### Objectif 1
Reproduisez à l'identique les lignes de données ci-dessous, de celle qui contient « Identify all the » jusqu'à celle qui contient « x-axis-label-120e: 120E — », ces deux lignes comprises.

### Extrait choisi
==*==

Monsieur le secrétaire d’État, en procédant ainsi, vous prenez le risque de porter un coup à l’évolution du nouveau groupe, qui est appelé à être le deuxième groupe bancaire français.

Je vous demande, avec calme et modération, de bien vouloir considérer l’objet de ces deux amendements : ils visent simplement à faire valider les décisions du groupe par la majorité des caisses régionales et des banques régionales. Est-ce vraiment révolutionnaire ?

M. Jean-Louis Carrère. Les décentralisateurs que vous êtes devenus – les convertis sont extraordinaires – considèrent-ils vraiment que le fait de confier à des caisses régionales la possibilité de valider des projets de direction puisse nuire à l’évolution de la banque ?

Certains de nos collègues exercent ou ont exercé les fonctions de président de caisse régionale. Je leur demande s’ils verraient un problème à ce que les caisses régionales, qui ne sont pas représentées par les dix membres qui siègent à l’organe central, valident les décisions. Ce serait là, me semble-t-il, la garantie d’un meilleur état d’esprit et d’une plus grande volonté de servir l’intérêt que l’on veut marquer en créant ce groupe.

M. le président. Je mets aux voix l'amendement n° 10 rectifié.

(L'amendement n'est pas adopté.)

M. le président. Je mets aux voix l'amendement n° 2.

(L'amendement n'est pas adopté.)

M. le président. L'amendement n° 6, présenté par Mme Bricq, M. Marc, Mme M. André, MM. Angels, Auban, Demerliat, Frécon, Haut, Hervé, Krattinger, Masseret, Massion, Miquel, Rebsamen, Sergent, Todeschini et les membres du groupe Socialiste, apparentés et rattachés, est ainsi libellé :

À la fin du cinquième alinéa (4°) du texte proposé par le 1° du I de cet article pour l'article L. 512-107 du code monétaire et financier, remplacer les mots :

de branche

par les mots :

sur tout ou partie de son périmètre

La parole est à Mme Nicole Bricq.

Mme Nicole Bricq. Cet amendement porte sur l’organisation des relations du travail dans le nouveau groupe. Il s’agit d’un message en direction des salariés du futur groupe qui attendent que la loi protège leurs droits et non qu’elle ajoute un simulacre de branche professionnelle dans des entreprises qui relèvent d’un même groupe.

La discussion générale et les réponses qui ont été apportées à nos amendements ne m’ont pas éclairée sur la position du Gouvernement et de sa majorité au sujet de la décentralisation, ou de la centralisation ! Le caractère mutualiste et coopératif est intrinsèquement lié à la décentralisation, à la régionalisation.

En l’occurrence, on veut créer quatre branches professionnelles, alors que l’on soutient par ailleurs la nécessité d’avoir un organe central fort.

Je m’interroge donc sur la vision du Gouvernement en matière de centralisation. Nous ne connaissons pas non plus la vision stratégique à moyen terme du futur président-directeur général du groupe.

==*==

### Données d'entrée
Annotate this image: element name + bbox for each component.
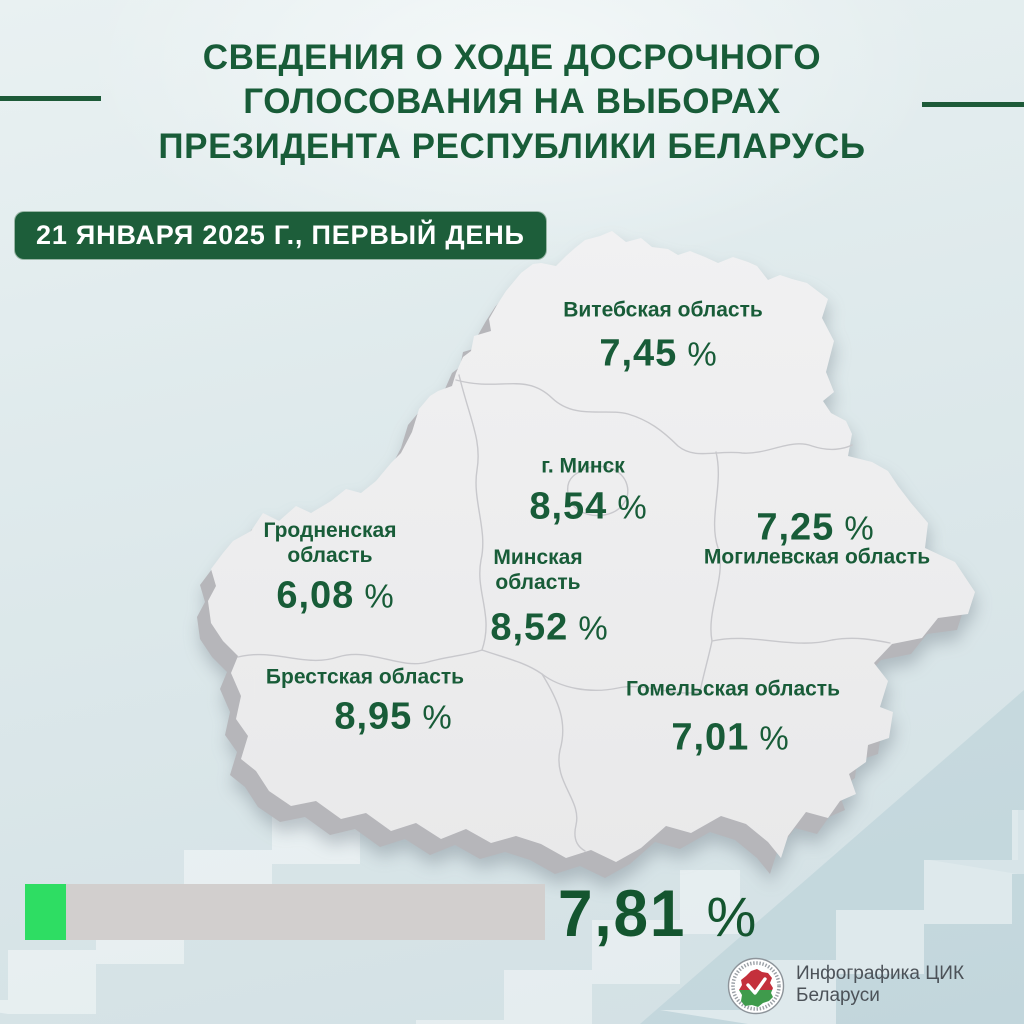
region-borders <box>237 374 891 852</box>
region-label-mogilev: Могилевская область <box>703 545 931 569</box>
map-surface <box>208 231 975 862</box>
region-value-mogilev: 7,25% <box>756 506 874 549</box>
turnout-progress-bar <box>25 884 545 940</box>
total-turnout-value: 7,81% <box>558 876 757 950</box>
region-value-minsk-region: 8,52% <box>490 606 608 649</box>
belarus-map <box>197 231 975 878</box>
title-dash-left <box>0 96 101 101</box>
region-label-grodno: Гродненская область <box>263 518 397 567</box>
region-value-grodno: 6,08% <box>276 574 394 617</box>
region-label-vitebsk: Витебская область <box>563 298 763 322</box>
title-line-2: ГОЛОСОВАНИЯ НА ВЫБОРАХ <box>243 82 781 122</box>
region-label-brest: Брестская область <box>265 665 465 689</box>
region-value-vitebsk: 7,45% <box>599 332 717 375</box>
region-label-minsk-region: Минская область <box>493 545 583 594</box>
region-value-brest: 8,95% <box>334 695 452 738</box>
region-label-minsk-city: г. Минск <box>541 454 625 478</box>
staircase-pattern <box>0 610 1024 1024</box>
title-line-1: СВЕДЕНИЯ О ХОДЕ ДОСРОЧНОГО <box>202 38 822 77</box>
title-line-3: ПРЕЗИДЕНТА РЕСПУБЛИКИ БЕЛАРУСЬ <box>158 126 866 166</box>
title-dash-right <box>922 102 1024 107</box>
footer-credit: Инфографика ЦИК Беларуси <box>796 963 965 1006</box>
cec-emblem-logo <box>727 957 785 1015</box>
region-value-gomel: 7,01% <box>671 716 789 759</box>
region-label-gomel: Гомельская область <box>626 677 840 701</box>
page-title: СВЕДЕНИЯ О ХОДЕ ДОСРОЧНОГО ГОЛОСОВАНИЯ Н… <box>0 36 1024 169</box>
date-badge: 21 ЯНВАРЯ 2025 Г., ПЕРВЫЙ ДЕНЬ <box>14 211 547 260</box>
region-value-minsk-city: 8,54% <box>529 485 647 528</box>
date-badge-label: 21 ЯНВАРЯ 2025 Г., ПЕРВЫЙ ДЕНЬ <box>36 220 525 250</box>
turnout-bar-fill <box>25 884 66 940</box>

==*==

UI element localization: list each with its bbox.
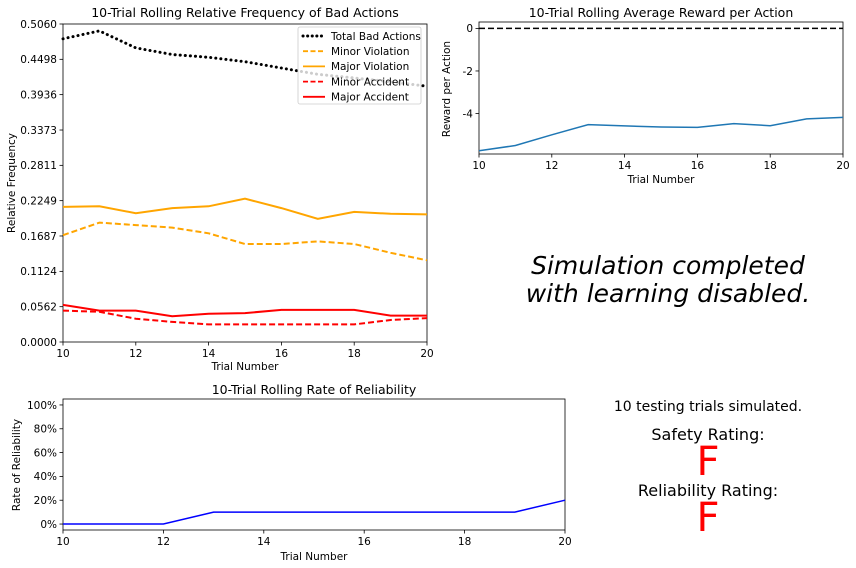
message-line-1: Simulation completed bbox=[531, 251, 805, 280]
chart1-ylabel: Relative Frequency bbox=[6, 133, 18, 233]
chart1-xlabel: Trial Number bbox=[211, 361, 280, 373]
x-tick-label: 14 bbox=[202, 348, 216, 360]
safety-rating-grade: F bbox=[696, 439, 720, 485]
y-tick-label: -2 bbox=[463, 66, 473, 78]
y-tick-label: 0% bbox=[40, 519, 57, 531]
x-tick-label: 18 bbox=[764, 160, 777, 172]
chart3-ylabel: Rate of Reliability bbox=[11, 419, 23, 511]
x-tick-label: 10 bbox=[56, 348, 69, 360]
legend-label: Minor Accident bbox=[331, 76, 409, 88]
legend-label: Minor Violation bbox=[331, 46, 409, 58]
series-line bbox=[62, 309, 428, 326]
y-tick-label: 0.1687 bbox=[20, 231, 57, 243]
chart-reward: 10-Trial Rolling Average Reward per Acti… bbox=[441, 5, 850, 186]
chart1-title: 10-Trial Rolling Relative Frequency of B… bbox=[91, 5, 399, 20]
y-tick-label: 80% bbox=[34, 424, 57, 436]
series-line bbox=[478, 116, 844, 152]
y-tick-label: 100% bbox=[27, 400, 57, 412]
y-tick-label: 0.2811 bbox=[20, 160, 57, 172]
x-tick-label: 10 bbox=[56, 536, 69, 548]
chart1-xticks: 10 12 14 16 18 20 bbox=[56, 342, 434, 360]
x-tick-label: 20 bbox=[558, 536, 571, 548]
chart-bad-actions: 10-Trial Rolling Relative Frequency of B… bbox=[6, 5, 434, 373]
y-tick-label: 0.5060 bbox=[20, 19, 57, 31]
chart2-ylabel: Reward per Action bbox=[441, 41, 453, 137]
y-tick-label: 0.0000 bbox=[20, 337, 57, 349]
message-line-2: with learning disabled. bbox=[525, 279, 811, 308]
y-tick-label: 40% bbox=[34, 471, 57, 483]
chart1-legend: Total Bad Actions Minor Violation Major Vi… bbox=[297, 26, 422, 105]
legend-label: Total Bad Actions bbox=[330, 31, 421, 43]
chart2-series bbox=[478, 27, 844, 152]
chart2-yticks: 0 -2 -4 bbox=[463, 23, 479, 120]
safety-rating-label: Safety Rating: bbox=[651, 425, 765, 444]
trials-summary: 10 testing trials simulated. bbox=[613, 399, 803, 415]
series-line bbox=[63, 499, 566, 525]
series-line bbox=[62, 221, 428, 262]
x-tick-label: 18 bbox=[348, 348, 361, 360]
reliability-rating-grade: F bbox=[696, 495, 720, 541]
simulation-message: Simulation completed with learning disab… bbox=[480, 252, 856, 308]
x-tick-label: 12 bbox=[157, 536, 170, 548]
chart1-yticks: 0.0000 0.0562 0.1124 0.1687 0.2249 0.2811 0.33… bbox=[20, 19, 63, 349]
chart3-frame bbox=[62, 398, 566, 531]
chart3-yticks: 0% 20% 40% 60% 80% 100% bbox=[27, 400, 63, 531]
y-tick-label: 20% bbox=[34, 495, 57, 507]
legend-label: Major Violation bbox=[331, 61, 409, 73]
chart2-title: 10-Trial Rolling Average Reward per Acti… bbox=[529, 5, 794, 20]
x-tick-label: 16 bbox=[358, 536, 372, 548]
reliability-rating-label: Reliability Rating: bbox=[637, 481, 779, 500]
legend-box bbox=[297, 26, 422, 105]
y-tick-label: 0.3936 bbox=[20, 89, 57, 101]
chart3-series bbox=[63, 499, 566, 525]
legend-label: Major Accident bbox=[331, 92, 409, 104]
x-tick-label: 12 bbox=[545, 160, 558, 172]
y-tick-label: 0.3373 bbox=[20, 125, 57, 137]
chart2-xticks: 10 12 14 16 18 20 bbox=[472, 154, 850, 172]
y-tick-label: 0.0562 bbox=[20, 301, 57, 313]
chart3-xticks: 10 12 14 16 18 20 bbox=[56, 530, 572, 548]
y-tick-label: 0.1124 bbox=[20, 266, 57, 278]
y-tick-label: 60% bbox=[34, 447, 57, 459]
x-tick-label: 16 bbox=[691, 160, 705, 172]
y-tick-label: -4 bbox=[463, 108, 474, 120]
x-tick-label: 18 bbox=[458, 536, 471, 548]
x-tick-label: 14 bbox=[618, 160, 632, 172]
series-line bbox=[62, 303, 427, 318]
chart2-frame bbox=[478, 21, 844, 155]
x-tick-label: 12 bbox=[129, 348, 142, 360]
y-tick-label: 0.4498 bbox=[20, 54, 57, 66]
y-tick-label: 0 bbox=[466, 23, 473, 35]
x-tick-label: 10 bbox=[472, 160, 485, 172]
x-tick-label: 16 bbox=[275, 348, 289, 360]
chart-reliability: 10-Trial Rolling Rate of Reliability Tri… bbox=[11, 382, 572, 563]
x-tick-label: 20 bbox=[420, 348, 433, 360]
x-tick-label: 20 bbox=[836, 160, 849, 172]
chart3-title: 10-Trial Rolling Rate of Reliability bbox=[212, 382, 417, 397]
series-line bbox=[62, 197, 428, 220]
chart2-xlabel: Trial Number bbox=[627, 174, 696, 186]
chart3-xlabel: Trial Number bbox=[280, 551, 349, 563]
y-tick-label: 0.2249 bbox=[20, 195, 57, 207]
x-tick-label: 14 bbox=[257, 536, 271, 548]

==*==

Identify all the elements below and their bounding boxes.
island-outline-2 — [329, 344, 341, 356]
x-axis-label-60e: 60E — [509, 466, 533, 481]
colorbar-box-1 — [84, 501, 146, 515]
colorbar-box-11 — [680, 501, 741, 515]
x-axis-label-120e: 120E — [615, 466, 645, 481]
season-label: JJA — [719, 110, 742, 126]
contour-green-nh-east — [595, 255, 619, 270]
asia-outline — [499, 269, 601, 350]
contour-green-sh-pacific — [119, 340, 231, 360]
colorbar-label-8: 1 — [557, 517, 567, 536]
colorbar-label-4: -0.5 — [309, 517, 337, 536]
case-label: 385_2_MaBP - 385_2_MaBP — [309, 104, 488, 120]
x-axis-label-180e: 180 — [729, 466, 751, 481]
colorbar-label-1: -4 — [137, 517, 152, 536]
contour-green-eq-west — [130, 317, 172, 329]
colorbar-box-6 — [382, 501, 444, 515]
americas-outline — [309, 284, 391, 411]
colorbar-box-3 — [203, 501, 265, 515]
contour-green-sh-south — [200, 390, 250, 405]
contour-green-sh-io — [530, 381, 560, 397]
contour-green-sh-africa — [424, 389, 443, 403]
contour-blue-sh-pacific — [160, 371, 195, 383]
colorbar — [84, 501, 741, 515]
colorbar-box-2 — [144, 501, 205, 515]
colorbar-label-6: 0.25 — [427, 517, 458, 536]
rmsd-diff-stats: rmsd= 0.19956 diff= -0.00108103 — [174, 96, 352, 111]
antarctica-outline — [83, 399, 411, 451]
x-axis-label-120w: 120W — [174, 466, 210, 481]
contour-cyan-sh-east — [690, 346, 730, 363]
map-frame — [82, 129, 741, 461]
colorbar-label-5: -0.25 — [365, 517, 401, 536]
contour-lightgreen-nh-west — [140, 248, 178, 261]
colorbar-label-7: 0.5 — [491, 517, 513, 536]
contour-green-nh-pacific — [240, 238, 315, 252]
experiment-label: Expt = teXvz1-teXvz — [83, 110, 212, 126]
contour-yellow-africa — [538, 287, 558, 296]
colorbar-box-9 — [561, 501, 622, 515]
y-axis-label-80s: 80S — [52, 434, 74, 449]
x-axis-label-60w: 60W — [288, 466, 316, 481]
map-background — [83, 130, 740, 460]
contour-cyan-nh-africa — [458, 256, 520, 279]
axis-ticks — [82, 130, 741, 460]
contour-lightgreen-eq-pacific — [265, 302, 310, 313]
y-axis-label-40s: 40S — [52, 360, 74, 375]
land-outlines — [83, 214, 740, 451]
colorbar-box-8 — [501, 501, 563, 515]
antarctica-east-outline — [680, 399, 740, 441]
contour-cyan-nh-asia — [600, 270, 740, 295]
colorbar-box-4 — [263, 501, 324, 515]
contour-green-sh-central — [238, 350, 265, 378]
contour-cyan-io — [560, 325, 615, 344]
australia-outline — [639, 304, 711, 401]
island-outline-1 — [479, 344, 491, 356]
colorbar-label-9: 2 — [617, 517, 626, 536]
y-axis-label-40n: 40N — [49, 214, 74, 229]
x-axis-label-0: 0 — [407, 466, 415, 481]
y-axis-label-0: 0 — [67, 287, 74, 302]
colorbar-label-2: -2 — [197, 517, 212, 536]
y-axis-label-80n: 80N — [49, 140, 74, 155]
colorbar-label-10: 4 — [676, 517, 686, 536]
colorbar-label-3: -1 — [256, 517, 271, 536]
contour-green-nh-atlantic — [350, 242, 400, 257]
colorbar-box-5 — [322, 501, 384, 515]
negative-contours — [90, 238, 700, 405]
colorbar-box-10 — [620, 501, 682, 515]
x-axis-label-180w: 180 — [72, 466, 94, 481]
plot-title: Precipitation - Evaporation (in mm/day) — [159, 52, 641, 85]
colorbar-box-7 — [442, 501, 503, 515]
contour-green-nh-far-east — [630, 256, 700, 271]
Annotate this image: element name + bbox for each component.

==*==

### Objectif 2
Poursuivez le compte rendu du débat sur les amendements relatifs au nouveau groupe bancaire à partir de l'endroit où il s'arrête.

### Résultat final 1
Identify all the elements below and their bounding boxes.
island-outline-2 — [329, 344, 341, 356]
x-axis-label-60e: 60E — [509, 466, 533, 481]
colorbar-box-1 — [84, 501, 146, 515]
colorbar-box-11 — [680, 501, 741, 515]
x-axis-label-120e: 120E — [615, 466, 645, 481]

### Résultat final 2
En refusant la discussion, vous acceptez de fait la mise en cause du caractère mutualiste. Monsieur le rapporteur, vous souhaitez un vote conforme et, à cette fin, vous vous êtes interdit de déposer des amendements, ce qui est dommage pour la représentation nationale.

Nous avons bien compris que l’on ne souhaite pas s’embarrasser du contrepoids que peuvent constituer les salariés. Ils sont parties prenantes de l’entreprise, mais encore faut-il qu’ils soient présents au bon niveau, c’est-à-dire là où se prennent les décisions.

M. le président. Quel est l’avis de la commission ?

M. Philippe Marini, rapporteur. Je partage la surprise et l’incompréhension de Mme Bricq, mais pas sur le même point.

Voilà un instant, vous nous reprochiez de vouloir créer un système trop centralisé, car, selon vous, la maîtrise de la stratégie des deux réseaux ne devait pas se faire au niveau de l’organe central.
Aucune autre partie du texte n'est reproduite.